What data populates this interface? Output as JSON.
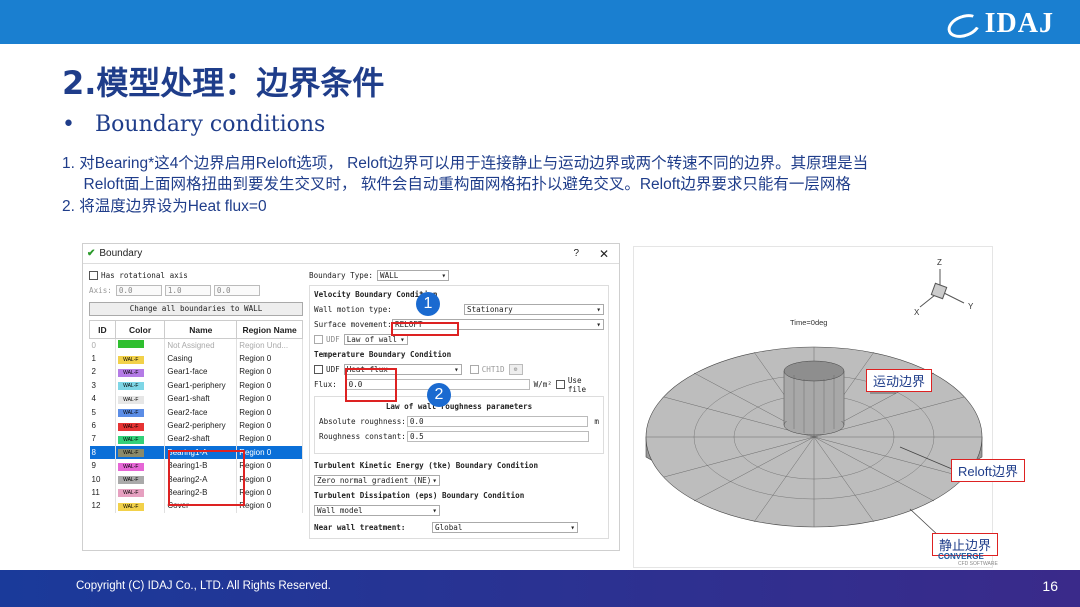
{
  "header": {
    "logo_text": "IDAJ",
    "accent": "#1a7fd0"
  },
  "slide": {
    "title": "2.模型处理：边界条件",
    "bullet": "Boundary conditions",
    "notes": [
      "1.  对Bearing*这4个边界启用Reloft选项， Reloft边界可以用于连接静止与运动边界或两个转速不同的边界。其原理是当",
      "     Reloft面上面网格扭曲到要发生交叉时， 软件会自动重构面网格拓扑以避免交叉。Reloft边界要求只能有一层网格",
      "2.  将温度边界设为Heat flux=0"
    ]
  },
  "footer": {
    "copyright": "Copyright (C)  IDAJ Co., LTD. All Rights Reserved.",
    "page": "16"
  },
  "dialog": {
    "title": "Boundary",
    "help": "?",
    "close": "✕",
    "has_rotational_axis": "Has rotational axis",
    "axis_label": "Axis:",
    "axis_values": [
      "0.0",
      "1.0",
      "0.0"
    ],
    "change_all_button": "Change all boundaries to WALL",
    "columns": [
      "ID",
      "Color",
      "Name",
      "Region Name"
    ],
    "rows": [
      {
        "id": "0",
        "color": "",
        "name": "Not Assigned",
        "region": "Region Und...",
        "swatch": "#2fbf2f",
        "muted": true
      },
      {
        "id": "1",
        "color": "WAL-F",
        "name": "Casing",
        "region": "Region 0",
        "swatch": "#f2d14a"
      },
      {
        "id": "2",
        "color": "WAL-F",
        "name": "Gear1-face",
        "region": "Region 0",
        "swatch": "#b47be6"
      },
      {
        "id": "3",
        "color": "WAL-F",
        "name": "Gear1-periphery",
        "region": "Region 0",
        "swatch": "#7ed6e6"
      },
      {
        "id": "4",
        "color": "WAL-F",
        "name": "Gear1-shaft",
        "region": "Region 0",
        "swatch": "#e6e6e6"
      },
      {
        "id": "5",
        "color": "WAL-F",
        "name": "Gear2-face",
        "region": "Region 0",
        "swatch": "#5b8de6"
      },
      {
        "id": "6",
        "color": "WAL-F",
        "name": "Gear2-periphery",
        "region": "Region 0",
        "swatch": "#e63333"
      },
      {
        "id": "7",
        "color": "WAL-F",
        "name": "Gear2-shaft",
        "region": "Region 0",
        "swatch": "#33d17a"
      },
      {
        "id": "8",
        "color": "WAL-F",
        "name": "Bearing1-A",
        "region": "Region 0",
        "swatch": "#8a8a6a",
        "selected": true
      },
      {
        "id": "9",
        "color": "WAL-F",
        "name": "Bearing1-B",
        "region": "Region 0",
        "swatch": "#e666d6"
      },
      {
        "id": "10",
        "color": "WAL-F",
        "name": "Bearing2-A",
        "region": "Region 0",
        "swatch": "#aaaaaa"
      },
      {
        "id": "11",
        "color": "WAL-F",
        "name": "Bearing2-B",
        "region": "Region 0",
        "swatch": "#e6a0c0"
      },
      {
        "id": "12",
        "color": "WAL-F",
        "name": "Cover",
        "region": "Region 0",
        "swatch": "#f2d14a"
      }
    ],
    "right": {
      "boundary_type_label": "Boundary Type:",
      "boundary_type": "WALL",
      "velocity_header": "Velocity Boundary Condition",
      "wall_motion_label": "Wall motion type:",
      "wall_motion": "Stationary",
      "surface_movement_label": "Surface movement:",
      "surface_movement": "RELOFT",
      "udf": "UDF",
      "law_of_wall": "Law of wall",
      "temperature_header": "Temperature Boundary Condition",
      "heat_flux": "Heat flux",
      "cht1d": "CHT1D",
      "flux_label": "Flux:",
      "flux_value": "0.0",
      "flux_unit": "W/m²",
      "use_file": "Use file",
      "roughness_header": "Law of wall roughness parameters",
      "abs_rough_label": "Absolute roughness:",
      "abs_rough": "0.0",
      "abs_rough_unit": "m",
      "rough_const_label": "Roughness constant:",
      "rough_const": "0.5",
      "tke_header": "Turbulent Kinetic Energy (tke) Boundary Condition",
      "tke_value": "Zero normal gradient (NE)",
      "eps_header": "Turbulent Dissipation (eps) Boundary Condition",
      "eps_value": "Wall model",
      "near_wall_label": "Near wall treatment:",
      "near_wall": "Global"
    },
    "badge1": "1",
    "badge2": "2"
  },
  "view3d": {
    "time": "Time=0deg",
    "axis_z": "Z",
    "axis_x": "X",
    "axis_y": "Y",
    "label_moving": "运动边界",
    "label_reloft": "Reloft边界",
    "label_static": "静止边界",
    "converge": "CONVERGE",
    "converge_sub": "CFD SOFTWARE"
  }
}
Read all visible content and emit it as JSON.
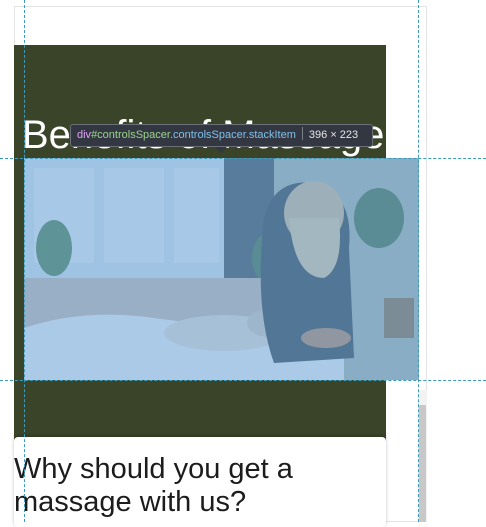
{
  "page": {
    "hero_title": "Benefits of Massage",
    "card_title": "Why should you get a massage with us?"
  },
  "devtools": {
    "tooltip": {
      "tag": "div",
      "id": "#controlsSpacer",
      "classes": ".controlsSpacer.stackItem",
      "size": "396 × 223"
    }
  },
  "images": {
    "hero_photo": "massage-photo"
  },
  "colors": {
    "hero_bg": "#3a4429",
    "highlight": "#6fa8dc",
    "tooltip_bg": "#333742",
    "guide": "#3b9bbd"
  }
}
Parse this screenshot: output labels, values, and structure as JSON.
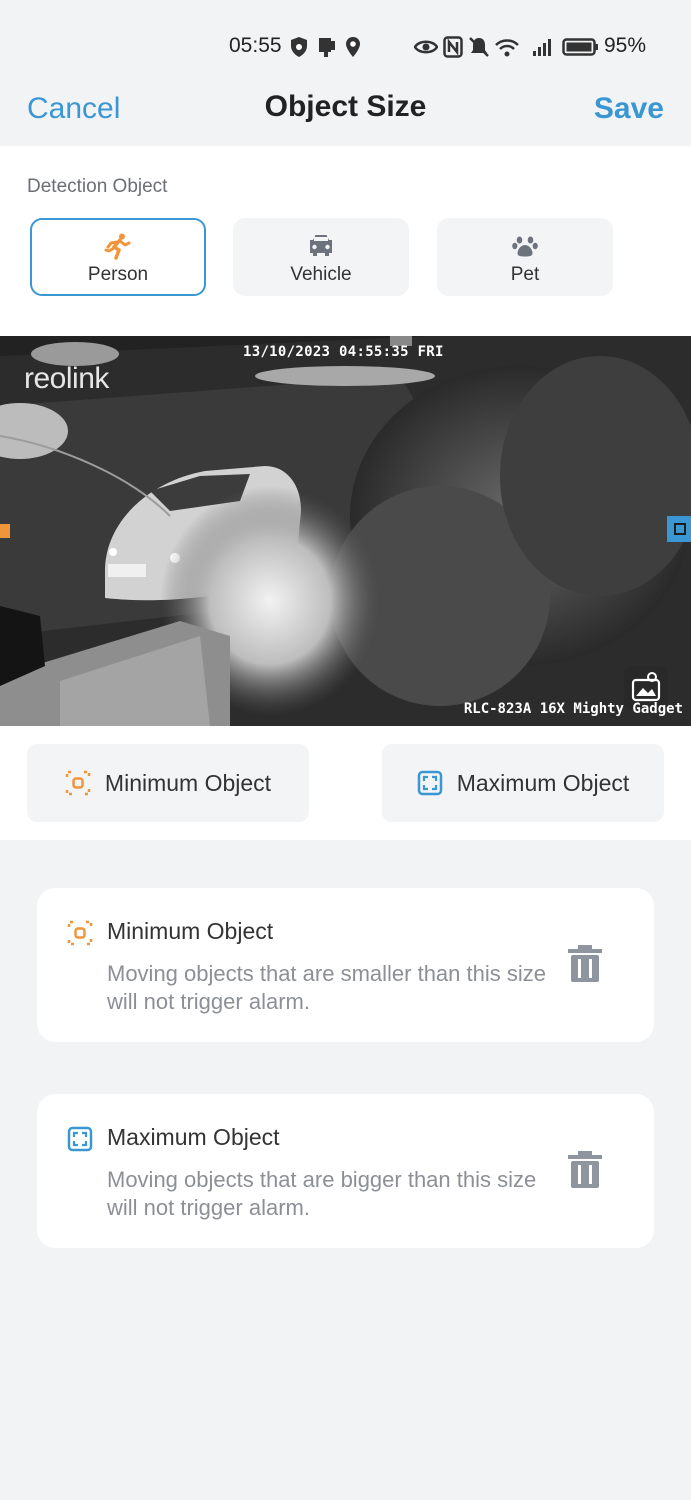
{
  "status_bar": {
    "time": "05:55",
    "battery": "95%",
    "icons": [
      "shield-icon",
      "phone-icon",
      "location-icon",
      "eye-icon",
      "nfc-icon",
      "mute-icon",
      "wifi-icon",
      "signal-icon",
      "battery-icon"
    ]
  },
  "nav": {
    "cancel": "Cancel",
    "title": "Object Size",
    "save": "Save",
    "accent_color": "#3a97d4"
  },
  "detection": {
    "label": "Detection Object",
    "objects": [
      {
        "label": "Person",
        "icon": "running-person-icon",
        "selected": true
      },
      {
        "label": "Vehicle",
        "icon": "car-icon",
        "selected": false
      },
      {
        "label": "Pet",
        "icon": "paw-icon",
        "selected": false
      }
    ]
  },
  "camera": {
    "timestamp": "13/10/2023 04:55:35 FRI",
    "logo": "reolink",
    "model": "RLC-823A 16X Mighty Gadget",
    "min_marker_color": "#f0953a",
    "max_marker_color": "#3a97d4"
  },
  "size_buttons": {
    "minimum": "Minimum Object",
    "maximum": "Maximum Object"
  },
  "cards": [
    {
      "title": "Minimum Object",
      "desc": "Moving objects that are smaller than this size will not trigger alarm.",
      "icon": "minimum-object-icon"
    },
    {
      "title": "Maximum Object",
      "desc": "Moving objects that are bigger than this size will not trigger alarm.",
      "icon": "maximum-object-icon"
    }
  ]
}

━━━━

● **Requirement**:
Write out each line of the data exactly; the images should be left out.

● **The output**:
What data populates this interface? Output as JSON.
{
  "header": {
    "logo_text": "IDAJ",
    "accent": "#1a7fd0"
  },
  "slide": {
    "title": "2.模型处理：边界条件",
    "bullet": "Boundary conditions",
    "notes": [
      "1.  对Bearing*这4个边界启用Reloft选项， Reloft边界可以用于连接静止与运动边界或两个转速不同的边界。其原理是当",
      "     Reloft面上面网格扭曲到要发生交叉时， 软件会自动重构面网格拓扑以避免交叉。Reloft边界要求只能有一层网格",
      "2.  将温度边界设为Heat flux=0"
    ]
  },
  "footer": {
    "copyright": "Copyright (C)  IDAJ Co., LTD. All Rights Reserved.",
    "page": "16"
  },
  "dialog": {
    "title": "Boundary",
    "help": "?",
    "close": "✕",
    "has_rotational_axis": "Has rotational axis",
    "axis_label": "Axis:",
    "axis_values": [
      "0.0",
      "1.0",
      "0.0"
    ],
    "change_all_button": "Change all boundaries to WALL",
    "columns": [
      "ID",
      "Color",
      "Name",
      "Region Name"
    ],
    "rows": [
      {
        "id": "0",
        "color": "",
        "name": "Not Assigned",
        "region": "Region Und...",
        "swatch": "#2fbf2f",
        "muted": true
      },
      {
        "id": "1",
        "color": "WAL-F",
        "name": "Casing",
        "region": "Region 0",
        "swatch": "#f2d14a"
      },
      {
        "id": "2",
        "color": "WAL-F",
        "name": "Gear1-face",
        "region": "Region 0",
        "swatch": "#b47be6"
      },
      {
        "id": "3",
        "color": "WAL-F",
        "name": "Gear1-periphery",
        "region": "Region 0",
        "swatch": "#7ed6e6"
      },
      {
        "id": "4",
        "color": "WAL-F",
        "name": "Gear1-shaft",
        "region": "Region 0",
        "swatch": "#e6e6e6"
      },
      {
        "id": "5",
        "color": "WAL-F",
        "name": "Gear2-face",
        "region": "Region 0",
        "swatch": "#5b8de6"
      },
      {
        "id": "6",
        "color": "WAL-F",
        "name": "Gear2-periphery",
        "region": "Region 0",
        "swatch": "#e63333"
      },
      {
        "id": "7",
        "color": "WAL-F",
        "name": "Gear2-shaft",
        "region": "Region 0",
        "swatch": "#33d17a"
      },
      {
        "id": "8",
        "color": "WAL-F",
        "name": "Bearing1-A",
        "region": "Region 0",
        "swatch": "#8a8a6a",
        "selected": true
      },
      {
        "id": "9",
        "color": "WAL-F",
        "name": "Bearing1-B",
        "region": "Region 0",
        "swatch": "#e666d6"
      },
      {
        "id": "10",
        "color": "WAL-F",
        "name": "Bearing2-A",
        "region": "Region 0",
        "swatch": "#aaaaaa"
      },
      {
        "id": "11",
        "color": "WAL-F",
        "name": "Bearing2-B",
        "region": "Region 0",
        "swatch": "#e6a0c0"
      },
      {
        "id": "12",
        "color": "WAL-F",
        "name": "Cover",
        "region": "Region 0",
        "swatch": "#f2d14a"
      }
    ],
    "right": {
      "boundary_type_label": "Boundary Type:",
      "boundary_type": "WALL",
      "velocity_header": "Velocity Boundary Condition",
      "wall_motion_label": "Wall motion type:",
      "wall_motion": "Stationary",
      "surface_movement_label": "Surface movement:",
      "surface_movement": "RELOFT",
      "udf": "UDF",
      "law_of_wall": "Law of wall",
      "temperature_header": "Temperature Boundary Condition",
      "heat_flux": "Heat flux",
      "cht1d": "CHT1D",
      "flux_label": "Flux:",
      "flux_value": "0.0",
      "flux_unit": "W/m²",
      "use_file": "Use file",
      "roughness_header": "Law of wall roughness parameters",
      "abs_rough_label": "Absolute roughness:",
      "abs_rough": "0.0",
      "abs_rough_unit": "m",
      "rough_const_label": "Roughness constant:",
      "rough_const": "0.5",
      "tke_header": "Turbulent Kinetic Energy (tke) Boundary Condition",
      "tke_value": "Zero normal gradient (NE)",
      "eps_header": "Turbulent Dissipation (eps) Boundary Condition",
      "eps_value": "Wall model",
      "near_wall_label": "Near wall treatment:",
      "near_wall": "Global"
    },
    "badge1": "1",
    "badge2": "2"
  },
  "view3d": {
    "time": "Time=0deg",
    "axis_z": "Z",
    "axis_x": "X",
    "axis_y": "Y",
    "label_moving": "运动边界",
    "label_reloft": "Reloft边界",
    "label_static": "静止边界",
    "converge": "CONVERGE",
    "converge_sub": "CFD SOFTWARE"
  }
}
Read all visible content and emit it as JSON.
{
  "page": {
    "hero_title": "Benefits of Massage",
    "card_title": "Why should you get a massage with us?"
  },
  "devtools": {
    "tooltip": {
      "tag": "div",
      "id": "#controlsSpacer",
      "classes": ".controlsSpacer.stackItem",
      "size": "396 × 223"
    }
  },
  "images": {
    "hero_photo": "massage-photo"
  },
  "colors": {
    "hero_bg": "#3a4429",
    "highlight": "#6fa8dc",
    "tooltip_bg": "#333742",
    "guide": "#3b9bbd"
  }
}
Parse this screenshot: output labels, values, and structure as JSON.
{
  "status_bar": {
    "time": "05:55",
    "battery": "95%",
    "icons": [
      "shield-icon",
      "phone-icon",
      "location-icon",
      "eye-icon",
      "nfc-icon",
      "mute-icon",
      "wifi-icon",
      "signal-icon",
      "battery-icon"
    ]
  },
  "nav": {
    "cancel": "Cancel",
    "title": "Object Size",
    "save": "Save",
    "accent_color": "#3a97d4"
  },
  "detection": {
    "label": "Detection Object",
    "objects": [
      {
        "label": "Person",
        "icon": "running-person-icon",
        "selected": true
      },
      {
        "label": "Vehicle",
        "icon": "car-icon",
        "selected": false
      },
      {
        "label": "Pet",
        "icon": "paw-icon",
        "selected": false
      }
    ]
  },
  "camera": {
    "timestamp": "13/10/2023 04:55:35 FRI",
    "logo": "reolink",
    "model": "RLC-823A 16X Mighty Gadget",
    "min_marker_color": "#f0953a",
    "max_marker_color": "#3a97d4"
  },
  "size_buttons": {
    "minimum": "Minimum Object",
    "maximum": "Maximum Object"
  },
  "cards": [
    {
      "title": "Minimum Object",
      "desc": "Moving objects that are smaller than this size will not trigger alarm.",
      "icon": "minimum-object-icon"
    },
    {
      "title": "Maximum Object",
      "desc": "Moving objects that are bigger than this size will not trigger alarm.",
      "icon": "maximum-object-icon"
    }
  ]
}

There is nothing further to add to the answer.